Exercise input:
■ ■ ■ ■
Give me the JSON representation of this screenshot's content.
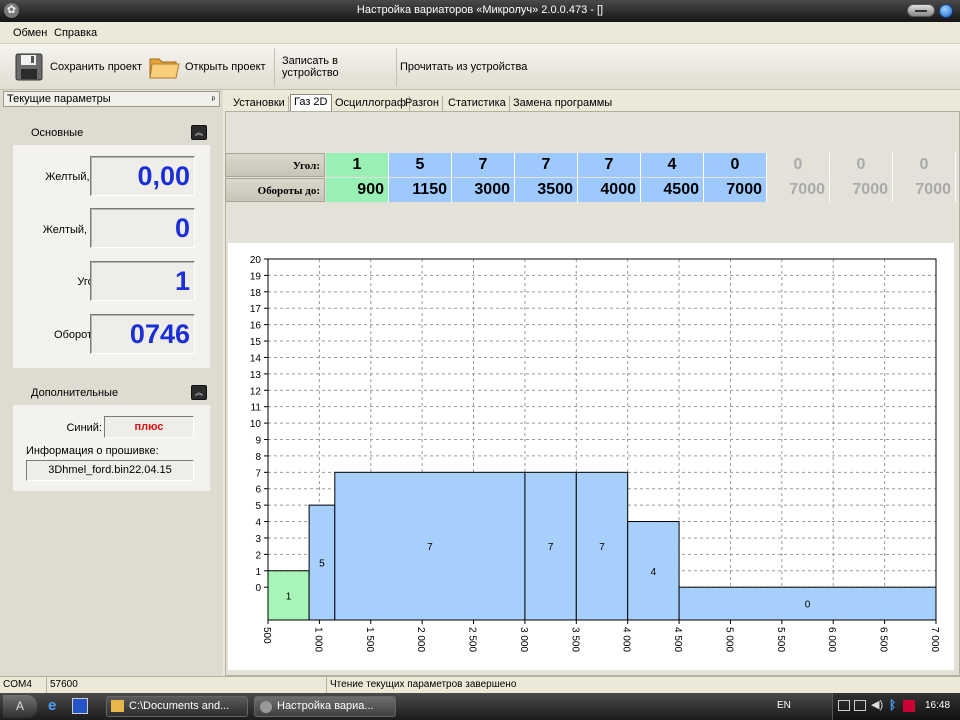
{
  "window": {
    "title": "Настройка вариаторов «Микролуч» 2.0.0.473 - []"
  },
  "menu": [
    "Обмен",
    "Справка"
  ],
  "toolbar": {
    "save_label": "Сохранить проект",
    "open_label": "Открыть проект",
    "write_label": "Записать в устройство",
    "read_label": "Прочитать из устройства"
  },
  "left_panel": {
    "title": "Текущие параметры",
    "pin_glyph": "ᵖ",
    "main_group": {
      "title": "Основные",
      "rows": [
        {
          "label": "Желтый, В:",
          "value": "0,00"
        },
        {
          "label": "Желтый, %:",
          "value": "0"
        },
        {
          "label": "Угол:",
          "value": "1"
        },
        {
          "label": "Обороты:",
          "value": "0746"
        }
      ]
    },
    "extra_group": {
      "title": "Дополнительные",
      "blue_label": "Синий:",
      "blue_value": "плюс",
      "firmware_label": "Информация о прошивке:",
      "firmware_value": "3Dhmel_ford.bin22.04.15"
    }
  },
  "tabs": [
    "Установки",
    "Газ 2D",
    "Осциллограф",
    "Разгон",
    "Статистика",
    "Замена программы"
  ],
  "active_tab": 1,
  "grid": {
    "angle_label": "Угол:",
    "rpm_label": "Обороты до:",
    "angles": [
      "1",
      "5",
      "7",
      "7",
      "7",
      "4",
      "0",
      "0",
      "0",
      "0"
    ],
    "rpms": [
      "900",
      "1150",
      "3000",
      "3500",
      "4000",
      "4500",
      "7000",
      "7000",
      "7000",
      "7000"
    ],
    "active_count": 7,
    "colors": {
      "first": "#98f0b4",
      "active": "#9ec9ff",
      "inactive_text": "#aaaaaa"
    }
  },
  "chart_data": {
    "type": "bar",
    "title": "",
    "xlabel": "",
    "ylabel": "",
    "xlim": [
      500,
      7000
    ],
    "ylim": [
      -2,
      20
    ],
    "x_ticks": [
      "500",
      "1 000",
      "1 500",
      "2 000",
      "2 500",
      "3 000",
      "3 500",
      "4 000",
      "4 500",
      "5 000",
      "5 500",
      "6 000",
      "6 500",
      "7 000"
    ],
    "x_tick_values": [
      500,
      1000,
      1500,
      2000,
      2500,
      3000,
      3500,
      4000,
      4500,
      5000,
      5500,
      6000,
      6500,
      7000
    ],
    "y_ticks": [
      0,
      1,
      2,
      3,
      4,
      5,
      6,
      7,
      8,
      9,
      10,
      11,
      12,
      13,
      14,
      15,
      16,
      17,
      18,
      19,
      20
    ],
    "grid": true,
    "steps": [
      {
        "from": 500,
        "to": 900,
        "value": 1,
        "label": "1",
        "color": "#a8f5b8"
      },
      {
        "from": 900,
        "to": 1150,
        "value": 5,
        "label": "5",
        "color": "#a6cffb"
      },
      {
        "from": 1150,
        "to": 3000,
        "value": 7,
        "label": "7",
        "color": "#a6cffb"
      },
      {
        "from": 3000,
        "to": 3500,
        "value": 7,
        "label": "7",
        "color": "#a6cffb"
      },
      {
        "from": 3500,
        "to": 4000,
        "value": 7,
        "label": "7",
        "color": "#a6cffb"
      },
      {
        "from": 4000,
        "to": 4500,
        "value": 4,
        "label": "4",
        "color": "#a6cffb"
      },
      {
        "from": 4500,
        "to": 7000,
        "value": 0,
        "label": "0",
        "color": "#a6cffb"
      }
    ]
  },
  "status": {
    "port": "COM4",
    "baud": "57600",
    "message": "Чтение текущих параметров завершено"
  },
  "taskbar": {
    "start_glyph": "A",
    "task1": "C:\\Documents and...",
    "task2": "Настройка вариа...",
    "lang": "EN",
    "clock": "16:48"
  }
}
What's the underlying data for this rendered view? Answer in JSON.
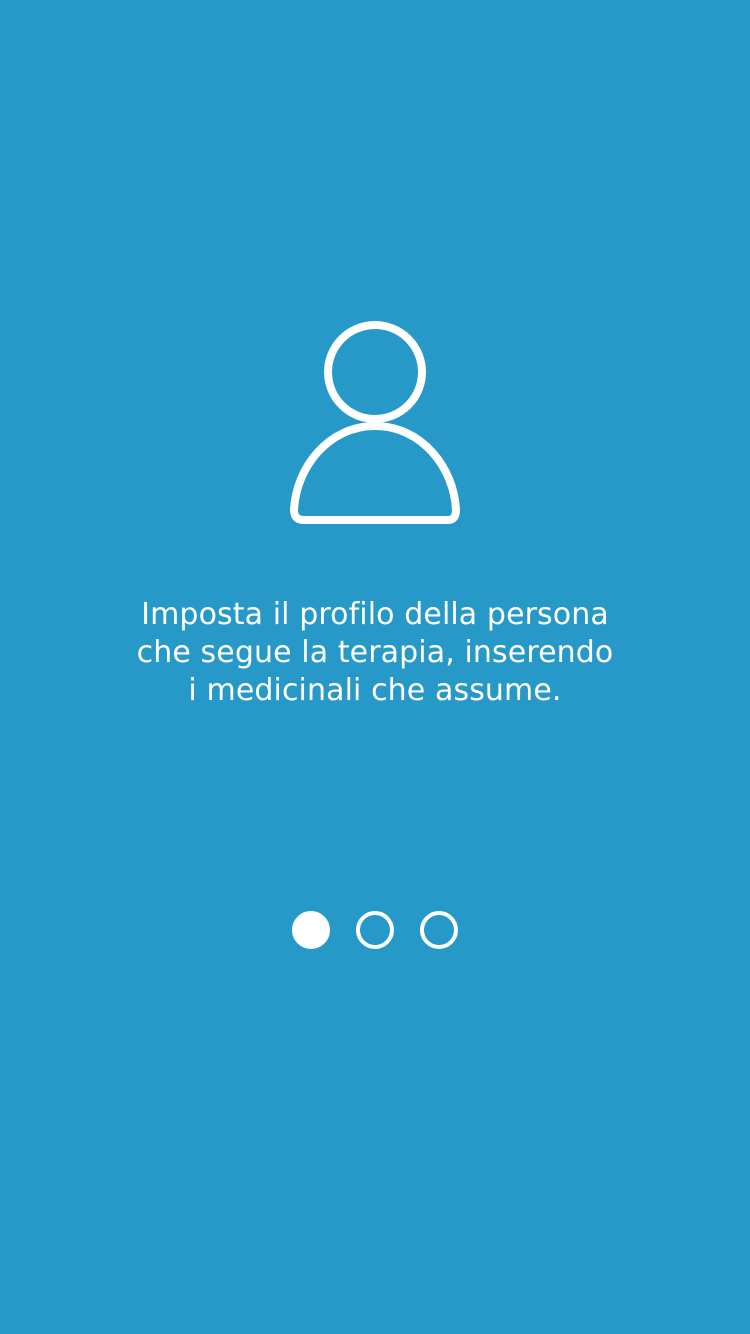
{
  "theme": {
    "background": "#2699c8",
    "foreground": "#ffffff"
  },
  "onboarding": {
    "icon": "user-profile-icon",
    "message_lines": [
      "Imposta il profilo della persona",
      "che segue la terapia, inserendo",
      "i medicinali che assume."
    ],
    "pager": {
      "total": 3,
      "current": 1
    }
  }
}
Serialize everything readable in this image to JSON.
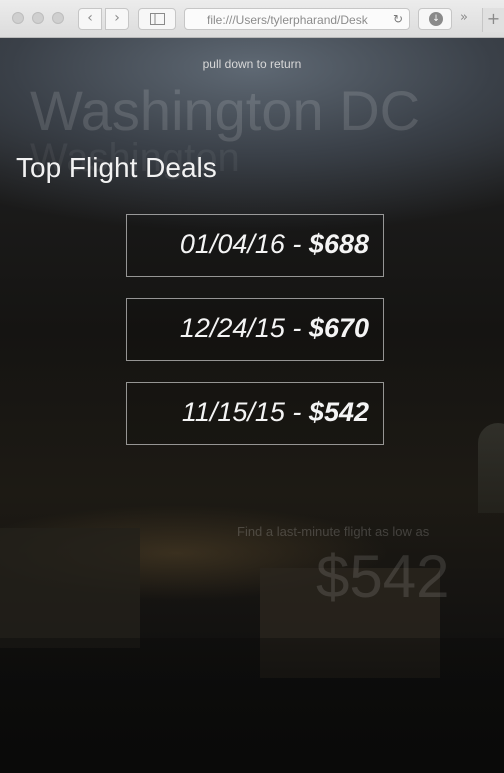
{
  "browser": {
    "url": "file:///Users/tylerpharand/Desk",
    "back_icon": "‹",
    "forward_icon": "›",
    "reload_icon": "↻",
    "download_icon": "↓",
    "overflow_icon": "»",
    "new_tab_icon": "+"
  },
  "page": {
    "pull_hint": "pull down to return",
    "background_city": "Washington DC",
    "background_city_echo": "Washington",
    "section_title": "Top Flight Deals",
    "deals": [
      {
        "date": "01/04/16",
        "separator": " - ",
        "price": "$688"
      },
      {
        "date": "12/24/15",
        "separator": " - ",
        "price": "$670"
      },
      {
        "date": "11/15/15",
        "separator": " - ",
        "price": "$542"
      }
    ],
    "background_tagline": "Find a last-minute flight as low as",
    "background_price": "$542"
  },
  "colors": {
    "text_primary": "#f2f2f2",
    "deal_border": "#8c8c8c",
    "chrome_bg": "#e4e4e4"
  }
}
■ ■ ■ ■
To do:
Quote the data above in full and without alteration; skip the pictures.

Task answer:
Give me the JSON representation of this screenshot's content.
{
  "window": {
    "title": "Настройка вариаторов «Микролуч» 2.0.0.473 - []"
  },
  "menu": [
    "Обмен",
    "Справка"
  ],
  "toolbar": {
    "save_label": "Сохранить проект",
    "open_label": "Открыть проект",
    "write_label": "Записать в устройство",
    "read_label": "Прочитать из устройства"
  },
  "left_panel": {
    "title": "Текущие параметры",
    "pin_glyph": "ᵖ",
    "main_group": {
      "title": "Основные",
      "rows": [
        {
          "label": "Желтый, В:",
          "value": "0,00"
        },
        {
          "label": "Желтый, %:",
          "value": "0"
        },
        {
          "label": "Угол:",
          "value": "1"
        },
        {
          "label": "Обороты:",
          "value": "0746"
        }
      ]
    },
    "extra_group": {
      "title": "Дополнительные",
      "blue_label": "Синий:",
      "blue_value": "плюс",
      "firmware_label": "Информация о прошивке:",
      "firmware_value": "3Dhmel_ford.bin22.04.15"
    }
  },
  "tabs": [
    "Установки",
    "Газ 2D",
    "Осциллограф",
    "Разгон",
    "Статистика",
    "Замена программы"
  ],
  "active_tab": 1,
  "grid": {
    "angle_label": "Угол:",
    "rpm_label": "Обороты до:",
    "angles": [
      "1",
      "5",
      "7",
      "7",
      "7",
      "4",
      "0",
      "0",
      "0",
      "0"
    ],
    "rpms": [
      "900",
      "1150",
      "3000",
      "3500",
      "4000",
      "4500",
      "7000",
      "7000",
      "7000",
      "7000"
    ],
    "active_count": 7,
    "colors": {
      "first": "#98f0b4",
      "active": "#9ec9ff",
      "inactive_text": "#aaaaaa"
    }
  },
  "chart_data": {
    "type": "bar",
    "title": "",
    "xlabel": "",
    "ylabel": "",
    "xlim": [
      500,
      7000
    ],
    "ylim": [
      -2,
      20
    ],
    "x_ticks": [
      "500",
      "1 000",
      "1 500",
      "2 000",
      "2 500",
      "3 000",
      "3 500",
      "4 000",
      "4 500",
      "5 000",
      "5 500",
      "6 000",
      "6 500",
      "7 000"
    ],
    "x_tick_values": [
      500,
      1000,
      1500,
      2000,
      2500,
      3000,
      3500,
      4000,
      4500,
      5000,
      5500,
      6000,
      6500,
      7000
    ],
    "y_ticks": [
      0,
      1,
      2,
      3,
      4,
      5,
      6,
      7,
      8,
      9,
      10,
      11,
      12,
      13,
      14,
      15,
      16,
      17,
      18,
      19,
      20
    ],
    "grid": true,
    "steps": [
      {
        "from": 500,
        "to": 900,
        "value": 1,
        "label": "1",
        "color": "#a8f5b8"
      },
      {
        "from": 900,
        "to": 1150,
        "value": 5,
        "label": "5",
        "color": "#a6cffb"
      },
      {
        "from": 1150,
        "to": 3000,
        "value": 7,
        "label": "7",
        "color": "#a6cffb"
      },
      {
        "from": 3000,
        "to": 3500,
        "value": 7,
        "label": "7",
        "color": "#a6cffb"
      },
      {
        "from": 3500,
        "to": 4000,
        "value": 7,
        "label": "7",
        "color": "#a6cffb"
      },
      {
        "from": 4000,
        "to": 4500,
        "value": 4,
        "label": "4",
        "color": "#a6cffb"
      },
      {
        "from": 4500,
        "to": 7000,
        "value": 0,
        "label": "0",
        "color": "#a6cffb"
      }
    ]
  },
  "status": {
    "port": "COM4",
    "baud": "57600",
    "message": "Чтение текущих параметров завершено"
  },
  "taskbar": {
    "start_glyph": "A",
    "task1": "C:\\Documents and...",
    "task2": "Настройка вариа...",
    "lang": "EN",
    "clock": "16:48"
  }
}
What's the underlying data for this rendered view? Answer in JSON.
{
  "theme": {
    "background": "#2699c8",
    "foreground": "#ffffff"
  },
  "onboarding": {
    "icon": "user-profile-icon",
    "message_lines": [
      "Imposta il profilo della persona",
      "che segue la terapia, inserendo",
      "i medicinali che assume."
    ],
    "pager": {
      "total": 3,
      "current": 1
    }
  }
}
Serialize everything readable in this image to JSON.
{
  "browser": {
    "url": "file:///Users/tylerpharand/Desk",
    "back_icon": "‹",
    "forward_icon": "›",
    "reload_icon": "↻",
    "download_icon": "↓",
    "overflow_icon": "»",
    "new_tab_icon": "+"
  },
  "page": {
    "pull_hint": "pull down to return",
    "background_city": "Washington DC",
    "background_city_echo": "Washington",
    "section_title": "Top Flight Deals",
    "deals": [
      {
        "date": "01/04/16",
        "separator": " - ",
        "price": "$688"
      },
      {
        "date": "12/24/15",
        "separator": " - ",
        "price": "$670"
      },
      {
        "date": "11/15/15",
        "separator": " - ",
        "price": "$542"
      }
    ],
    "background_tagline": "Find a last-minute flight as low as",
    "background_price": "$542"
  },
  "colors": {
    "text_primary": "#f2f2f2",
    "deal_border": "#8c8c8c",
    "chrome_bg": "#e4e4e4"
  }
}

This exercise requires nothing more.